Output every line of the material exactly, omitting images.
======
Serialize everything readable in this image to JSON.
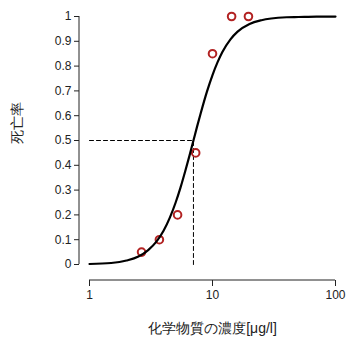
{
  "chart_data": {
    "type": "scatter",
    "x_label": "化学物質の濃度[μg/l]",
    "y_label": "死亡率",
    "log": "x",
    "grid": false,
    "xlim": [
      1,
      100
    ],
    "xticks": [
      1,
      10,
      100
    ],
    "ylim": [
      0,
      1
    ],
    "yticks": [
      0,
      0.1,
      0.2,
      0.3,
      0.4,
      0.5,
      0.6,
      0.7,
      0.8,
      0.9,
      1
    ],
    "series": [
      {
        "type": "scatter",
        "marker": "circle",
        "color": "#b22222",
        "x": [
          2.65,
          3.7,
          5.2,
          7.3,
          10,
          14.3,
          19.6
        ],
        "values": [
          0.05,
          0.1,
          0.2,
          0.45,
          0.85,
          1,
          1
        ]
      },
      {
        "type": "line",
        "line_style": "solid",
        "color": "#000000",
        "x": [
          1,
          1.5,
          2,
          2.5,
          3,
          3.5,
          4,
          4.5,
          5,
          5.5,
          6,
          6.5,
          7,
          7.5,
          8,
          9,
          10,
          11,
          12,
          14,
          16,
          20,
          25,
          30,
          40,
          50,
          70,
          100
        ],
        "values": [
          0.002,
          0.006,
          0.016,
          0.032,
          0.058,
          0.092,
          0.136,
          0.189,
          0.248,
          0.311,
          0.376,
          0.439,
          0.5,
          0.557,
          0.608,
          0.696,
          0.764,
          0.816,
          0.856,
          0.908,
          0.939,
          0.97,
          0.985,
          0.992,
          0.997,
          0.998,
          0.9995,
          0.9998
        ]
      }
    ],
    "reference_lines": {
      "x": 7,
      "y": 0.5,
      "line_style": "dashed",
      "color": "#000000"
    }
  }
}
======
■ **EXERCISE SOLUTION**
Serialize everything readable in this image to JSON.
{
  "chart_data": {
    "type": "scatter",
    "x_label": "化学物質の濃度[μg/l]",
    "y_label": "死亡率",
    "log": "x",
    "grid": false,
    "xlim": [
      1,
      100
    ],
    "xticks": [
      1,
      10,
      100
    ],
    "ylim": [
      0,
      1
    ],
    "yticks": [
      0,
      0.1,
      0.2,
      0.3,
      0.4,
      0.5,
      0.6,
      0.7,
      0.8,
      0.9,
      1
    ],
    "series": [
      {
        "type": "scatter",
        "marker": "circle",
        "color": "#b22222",
        "x": [
          2.65,
          3.7,
          5.2,
          7.3,
          10,
          14.3,
          19.6
        ],
        "values": [
          0.05,
          0.1,
          0.2,
          0.45,
          0.85,
          1,
          1
        ]
      },
      {
        "type": "line",
        "line_style": "solid",
        "color": "#000000",
        "x": [
          1,
          1.5,
          2,
          2.5,
          3,
          3.5,
          4,
          4.5,
          5,
          5.5,
          6,
          6.5,
          7,
          7.5,
          8,
          9,
          10,
          11,
          12,
          14,
          16,
          20,
          25,
          30,
          40,
          50,
          70,
          100
        ],
        "values": [
          0.002,
          0.006,
          0.016,
          0.032,
          0.058,
          0.092,
          0.136,
          0.189,
          0.248,
          0.311,
          0.376,
          0.439,
          0.5,
          0.557,
          0.608,
          0.696,
          0.764,
          0.816,
          0.856,
          0.908,
          0.939,
          0.97,
          0.985,
          0.992,
          0.997,
          0.998,
          0.9995,
          0.9998
        ]
      }
    ],
    "reference_lines": {
      "x": 7,
      "y": 0.5,
      "line_style": "dashed",
      "color": "#000000"
    }
  }
}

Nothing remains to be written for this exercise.